Entries shown >>
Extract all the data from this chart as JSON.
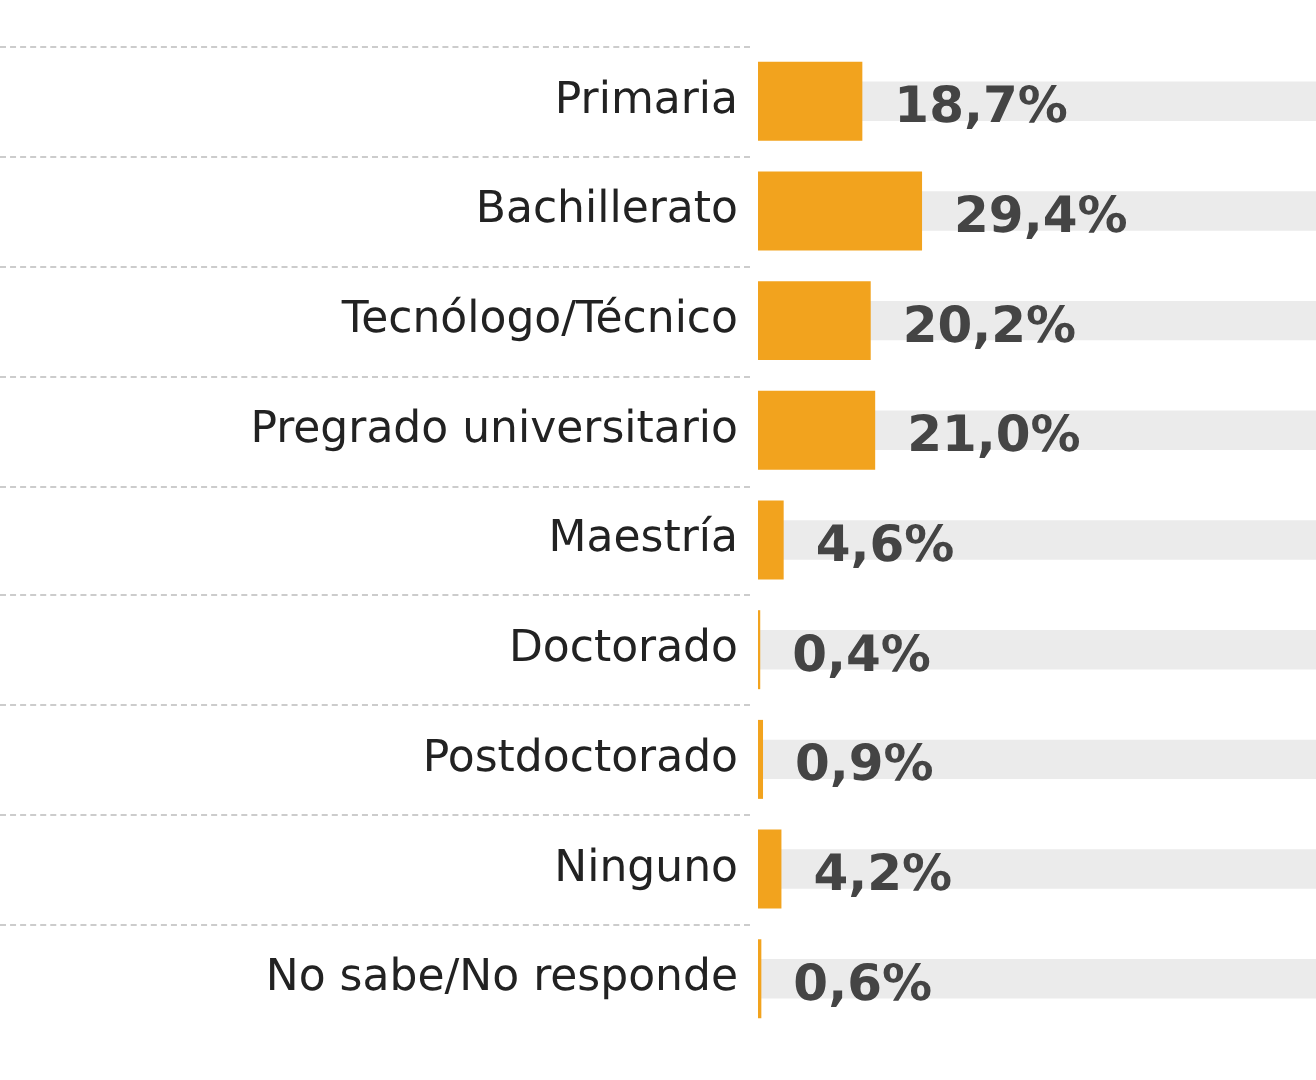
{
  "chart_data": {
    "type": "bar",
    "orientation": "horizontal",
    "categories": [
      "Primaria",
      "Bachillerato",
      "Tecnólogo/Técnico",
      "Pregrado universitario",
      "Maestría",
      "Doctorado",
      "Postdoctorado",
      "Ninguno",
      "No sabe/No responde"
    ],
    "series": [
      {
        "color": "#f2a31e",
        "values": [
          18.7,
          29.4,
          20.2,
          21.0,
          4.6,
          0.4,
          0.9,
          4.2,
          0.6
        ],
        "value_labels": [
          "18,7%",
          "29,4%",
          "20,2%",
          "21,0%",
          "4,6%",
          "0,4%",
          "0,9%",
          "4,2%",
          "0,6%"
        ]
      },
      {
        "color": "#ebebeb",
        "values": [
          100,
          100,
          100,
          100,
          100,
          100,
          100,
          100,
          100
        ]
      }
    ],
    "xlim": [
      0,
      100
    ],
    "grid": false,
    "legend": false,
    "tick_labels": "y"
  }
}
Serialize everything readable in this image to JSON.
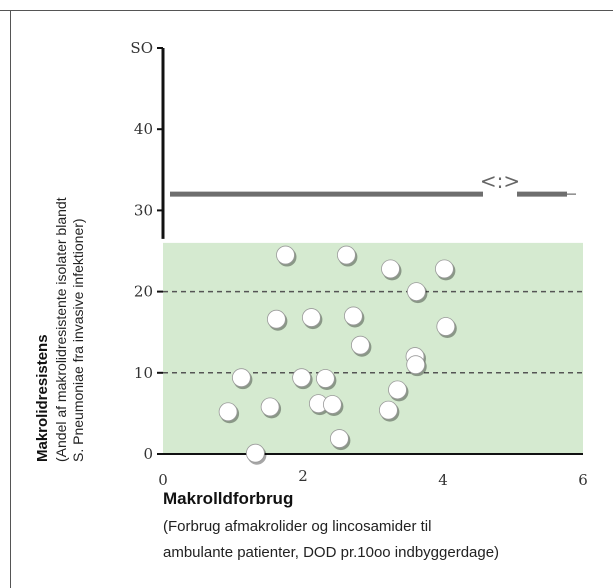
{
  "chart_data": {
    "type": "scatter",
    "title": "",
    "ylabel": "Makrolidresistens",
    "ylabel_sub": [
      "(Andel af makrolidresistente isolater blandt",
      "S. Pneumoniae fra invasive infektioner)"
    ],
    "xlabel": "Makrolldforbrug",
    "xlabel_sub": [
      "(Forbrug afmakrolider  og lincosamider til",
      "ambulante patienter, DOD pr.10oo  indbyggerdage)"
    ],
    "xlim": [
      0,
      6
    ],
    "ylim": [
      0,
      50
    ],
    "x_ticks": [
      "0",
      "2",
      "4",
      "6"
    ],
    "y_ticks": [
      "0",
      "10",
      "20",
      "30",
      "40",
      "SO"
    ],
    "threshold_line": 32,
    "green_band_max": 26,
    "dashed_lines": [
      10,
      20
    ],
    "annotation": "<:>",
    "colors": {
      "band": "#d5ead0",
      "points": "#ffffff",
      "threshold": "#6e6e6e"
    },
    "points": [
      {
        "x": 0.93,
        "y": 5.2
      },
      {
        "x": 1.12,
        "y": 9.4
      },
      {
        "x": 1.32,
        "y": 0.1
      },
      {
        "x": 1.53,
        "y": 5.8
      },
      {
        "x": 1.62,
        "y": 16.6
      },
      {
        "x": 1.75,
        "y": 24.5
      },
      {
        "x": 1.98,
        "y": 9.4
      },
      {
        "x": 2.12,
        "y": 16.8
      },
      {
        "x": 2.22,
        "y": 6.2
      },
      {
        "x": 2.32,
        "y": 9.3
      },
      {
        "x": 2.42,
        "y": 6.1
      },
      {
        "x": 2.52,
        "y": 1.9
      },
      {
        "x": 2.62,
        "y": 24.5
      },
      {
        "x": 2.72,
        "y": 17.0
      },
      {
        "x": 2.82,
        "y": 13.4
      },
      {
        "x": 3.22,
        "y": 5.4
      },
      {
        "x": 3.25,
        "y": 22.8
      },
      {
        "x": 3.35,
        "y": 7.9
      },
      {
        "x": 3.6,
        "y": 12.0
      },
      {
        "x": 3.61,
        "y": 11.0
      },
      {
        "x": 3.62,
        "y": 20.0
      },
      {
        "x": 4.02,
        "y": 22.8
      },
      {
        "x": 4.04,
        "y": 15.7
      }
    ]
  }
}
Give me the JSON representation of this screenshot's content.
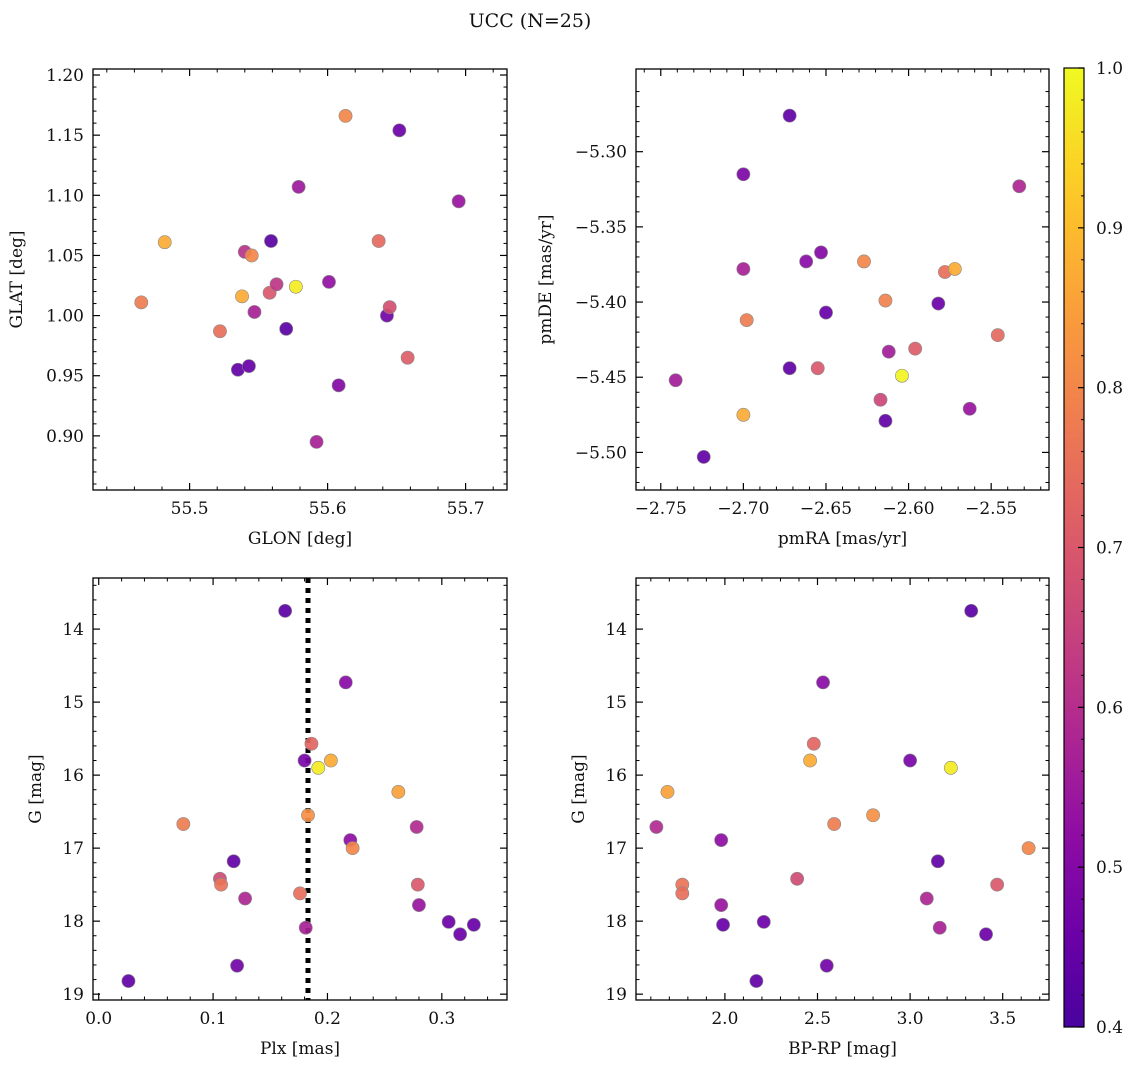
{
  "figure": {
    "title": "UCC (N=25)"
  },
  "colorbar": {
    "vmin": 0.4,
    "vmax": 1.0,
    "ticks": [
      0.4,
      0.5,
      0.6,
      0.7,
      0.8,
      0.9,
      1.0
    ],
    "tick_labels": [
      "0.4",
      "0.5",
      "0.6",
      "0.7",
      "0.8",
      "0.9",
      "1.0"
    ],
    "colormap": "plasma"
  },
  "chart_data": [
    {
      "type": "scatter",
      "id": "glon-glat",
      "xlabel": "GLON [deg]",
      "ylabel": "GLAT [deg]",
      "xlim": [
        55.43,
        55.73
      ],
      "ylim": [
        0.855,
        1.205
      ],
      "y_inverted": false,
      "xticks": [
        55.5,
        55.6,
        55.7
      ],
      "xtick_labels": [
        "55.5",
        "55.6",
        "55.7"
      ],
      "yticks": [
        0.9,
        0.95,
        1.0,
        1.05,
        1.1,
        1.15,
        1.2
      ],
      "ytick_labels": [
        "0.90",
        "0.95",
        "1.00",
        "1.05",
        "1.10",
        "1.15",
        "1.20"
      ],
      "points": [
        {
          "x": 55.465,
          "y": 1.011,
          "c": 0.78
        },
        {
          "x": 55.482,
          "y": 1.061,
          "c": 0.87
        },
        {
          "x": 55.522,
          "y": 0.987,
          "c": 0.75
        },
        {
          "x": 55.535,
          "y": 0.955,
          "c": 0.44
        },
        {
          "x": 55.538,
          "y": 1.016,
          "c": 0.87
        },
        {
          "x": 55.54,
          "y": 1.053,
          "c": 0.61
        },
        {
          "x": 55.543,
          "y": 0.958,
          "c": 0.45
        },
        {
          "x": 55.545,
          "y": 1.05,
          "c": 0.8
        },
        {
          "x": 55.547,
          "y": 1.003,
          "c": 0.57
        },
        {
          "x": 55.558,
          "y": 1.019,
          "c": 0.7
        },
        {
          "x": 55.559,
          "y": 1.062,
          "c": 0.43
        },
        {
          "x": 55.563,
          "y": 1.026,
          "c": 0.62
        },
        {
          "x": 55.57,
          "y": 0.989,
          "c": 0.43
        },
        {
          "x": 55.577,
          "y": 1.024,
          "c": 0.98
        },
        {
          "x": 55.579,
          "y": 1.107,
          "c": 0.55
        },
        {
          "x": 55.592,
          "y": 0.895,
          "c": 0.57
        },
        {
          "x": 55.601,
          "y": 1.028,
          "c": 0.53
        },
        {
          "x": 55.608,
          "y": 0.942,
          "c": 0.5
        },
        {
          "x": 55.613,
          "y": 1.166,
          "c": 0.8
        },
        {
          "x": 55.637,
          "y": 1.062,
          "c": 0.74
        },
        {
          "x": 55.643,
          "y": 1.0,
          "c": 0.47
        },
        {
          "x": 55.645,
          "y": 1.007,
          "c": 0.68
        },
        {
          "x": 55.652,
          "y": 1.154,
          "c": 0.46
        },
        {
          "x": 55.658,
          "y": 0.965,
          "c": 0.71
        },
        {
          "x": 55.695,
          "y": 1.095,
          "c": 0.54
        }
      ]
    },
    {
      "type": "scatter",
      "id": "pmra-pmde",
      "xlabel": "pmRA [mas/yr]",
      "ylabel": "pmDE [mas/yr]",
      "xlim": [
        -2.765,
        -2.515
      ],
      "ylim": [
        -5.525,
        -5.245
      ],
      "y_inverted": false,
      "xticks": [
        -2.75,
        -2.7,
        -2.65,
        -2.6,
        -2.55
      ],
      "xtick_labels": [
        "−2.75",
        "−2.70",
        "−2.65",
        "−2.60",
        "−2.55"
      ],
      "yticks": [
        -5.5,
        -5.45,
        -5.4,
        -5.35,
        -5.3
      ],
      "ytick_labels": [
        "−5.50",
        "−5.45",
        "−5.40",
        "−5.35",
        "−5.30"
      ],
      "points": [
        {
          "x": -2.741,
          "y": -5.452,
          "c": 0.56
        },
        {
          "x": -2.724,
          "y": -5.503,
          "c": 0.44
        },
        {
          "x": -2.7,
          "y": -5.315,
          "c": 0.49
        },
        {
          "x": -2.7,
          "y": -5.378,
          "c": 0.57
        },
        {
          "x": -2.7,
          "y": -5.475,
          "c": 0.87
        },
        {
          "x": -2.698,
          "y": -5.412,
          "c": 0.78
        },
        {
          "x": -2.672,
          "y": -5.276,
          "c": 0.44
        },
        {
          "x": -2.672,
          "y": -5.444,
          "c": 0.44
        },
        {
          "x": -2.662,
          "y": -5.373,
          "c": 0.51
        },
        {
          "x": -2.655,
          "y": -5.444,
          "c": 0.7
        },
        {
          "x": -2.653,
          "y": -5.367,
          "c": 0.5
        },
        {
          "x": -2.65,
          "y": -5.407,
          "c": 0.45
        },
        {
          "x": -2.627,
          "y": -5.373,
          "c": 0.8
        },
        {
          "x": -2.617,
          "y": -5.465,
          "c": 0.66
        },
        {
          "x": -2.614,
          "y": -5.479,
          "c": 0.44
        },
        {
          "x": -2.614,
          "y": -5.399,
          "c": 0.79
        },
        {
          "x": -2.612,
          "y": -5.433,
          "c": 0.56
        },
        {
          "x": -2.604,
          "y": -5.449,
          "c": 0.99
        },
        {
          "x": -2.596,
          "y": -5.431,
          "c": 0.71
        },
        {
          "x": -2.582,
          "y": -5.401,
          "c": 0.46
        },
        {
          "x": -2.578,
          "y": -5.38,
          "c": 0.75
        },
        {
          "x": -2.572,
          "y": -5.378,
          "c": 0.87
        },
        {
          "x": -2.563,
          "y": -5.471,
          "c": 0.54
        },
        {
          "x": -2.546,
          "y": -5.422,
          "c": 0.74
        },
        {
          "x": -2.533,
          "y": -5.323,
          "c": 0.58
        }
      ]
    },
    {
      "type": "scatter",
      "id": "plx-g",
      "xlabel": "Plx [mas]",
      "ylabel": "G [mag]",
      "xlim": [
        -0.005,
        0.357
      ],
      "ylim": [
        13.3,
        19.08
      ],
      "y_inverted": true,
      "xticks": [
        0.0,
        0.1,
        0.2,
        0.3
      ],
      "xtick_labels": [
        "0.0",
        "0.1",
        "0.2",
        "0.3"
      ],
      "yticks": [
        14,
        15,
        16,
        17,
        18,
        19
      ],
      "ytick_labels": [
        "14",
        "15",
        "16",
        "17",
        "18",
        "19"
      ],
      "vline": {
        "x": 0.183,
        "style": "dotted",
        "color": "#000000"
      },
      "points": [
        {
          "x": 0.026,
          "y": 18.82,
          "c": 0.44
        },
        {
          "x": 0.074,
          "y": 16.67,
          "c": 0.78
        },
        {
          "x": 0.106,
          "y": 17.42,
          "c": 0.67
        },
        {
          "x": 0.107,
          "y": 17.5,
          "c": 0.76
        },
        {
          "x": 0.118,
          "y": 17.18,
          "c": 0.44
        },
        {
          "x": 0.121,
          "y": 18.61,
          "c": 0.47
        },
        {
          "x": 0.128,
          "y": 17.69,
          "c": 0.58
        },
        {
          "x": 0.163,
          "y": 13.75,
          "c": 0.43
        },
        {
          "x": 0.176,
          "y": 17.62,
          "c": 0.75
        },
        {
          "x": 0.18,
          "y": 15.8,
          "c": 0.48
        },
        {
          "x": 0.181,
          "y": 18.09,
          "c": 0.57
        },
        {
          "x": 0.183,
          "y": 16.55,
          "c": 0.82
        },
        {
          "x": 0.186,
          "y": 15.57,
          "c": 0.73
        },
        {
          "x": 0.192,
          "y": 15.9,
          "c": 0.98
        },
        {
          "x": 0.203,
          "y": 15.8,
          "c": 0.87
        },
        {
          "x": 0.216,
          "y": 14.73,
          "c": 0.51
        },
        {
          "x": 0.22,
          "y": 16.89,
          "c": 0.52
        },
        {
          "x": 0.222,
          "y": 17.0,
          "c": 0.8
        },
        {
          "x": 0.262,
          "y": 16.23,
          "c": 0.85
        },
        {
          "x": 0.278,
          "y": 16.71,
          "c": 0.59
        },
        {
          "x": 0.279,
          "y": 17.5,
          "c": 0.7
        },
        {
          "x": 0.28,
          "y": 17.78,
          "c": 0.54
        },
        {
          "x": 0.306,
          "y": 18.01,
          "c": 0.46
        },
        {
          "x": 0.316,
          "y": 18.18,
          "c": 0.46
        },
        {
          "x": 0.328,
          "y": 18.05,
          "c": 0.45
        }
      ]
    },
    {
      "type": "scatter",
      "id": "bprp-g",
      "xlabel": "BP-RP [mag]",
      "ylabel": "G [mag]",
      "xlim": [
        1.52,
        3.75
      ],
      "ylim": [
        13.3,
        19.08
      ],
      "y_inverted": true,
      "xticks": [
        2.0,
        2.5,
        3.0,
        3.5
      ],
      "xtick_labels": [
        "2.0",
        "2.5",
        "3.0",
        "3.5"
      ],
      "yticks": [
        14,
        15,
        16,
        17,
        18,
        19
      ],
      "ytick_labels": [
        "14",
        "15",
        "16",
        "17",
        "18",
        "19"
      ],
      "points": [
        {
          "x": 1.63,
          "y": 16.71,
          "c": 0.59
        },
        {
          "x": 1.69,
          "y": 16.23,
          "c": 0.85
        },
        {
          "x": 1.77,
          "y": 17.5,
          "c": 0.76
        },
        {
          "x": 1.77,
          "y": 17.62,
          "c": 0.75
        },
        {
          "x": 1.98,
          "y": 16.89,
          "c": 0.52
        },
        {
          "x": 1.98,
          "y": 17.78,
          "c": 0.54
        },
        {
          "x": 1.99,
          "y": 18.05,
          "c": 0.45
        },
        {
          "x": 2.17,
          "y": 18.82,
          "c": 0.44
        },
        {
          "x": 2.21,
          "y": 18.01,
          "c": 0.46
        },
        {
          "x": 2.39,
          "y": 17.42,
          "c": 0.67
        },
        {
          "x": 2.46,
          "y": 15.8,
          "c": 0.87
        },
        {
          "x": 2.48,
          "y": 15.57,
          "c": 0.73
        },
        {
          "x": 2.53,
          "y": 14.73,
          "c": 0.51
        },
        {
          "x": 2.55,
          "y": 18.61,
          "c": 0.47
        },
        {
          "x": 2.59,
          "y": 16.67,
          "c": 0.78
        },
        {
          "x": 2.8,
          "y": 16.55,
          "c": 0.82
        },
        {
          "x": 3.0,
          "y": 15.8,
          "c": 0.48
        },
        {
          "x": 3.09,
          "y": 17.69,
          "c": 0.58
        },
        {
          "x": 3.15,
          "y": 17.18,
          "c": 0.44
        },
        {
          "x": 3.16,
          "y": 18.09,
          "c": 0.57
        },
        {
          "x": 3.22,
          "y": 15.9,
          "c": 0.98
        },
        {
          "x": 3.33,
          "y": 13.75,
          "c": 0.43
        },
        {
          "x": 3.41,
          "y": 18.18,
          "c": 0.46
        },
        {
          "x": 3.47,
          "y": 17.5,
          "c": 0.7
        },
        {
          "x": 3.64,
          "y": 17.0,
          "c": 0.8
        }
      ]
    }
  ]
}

Set exercise >> From the listing above, return each line with the word "JSON".

Finished exercise >>
Extract all the data from this chart as JSON.
Serialize everything readable in this image to JSON.
Give me the JSON representation of this screenshot's content.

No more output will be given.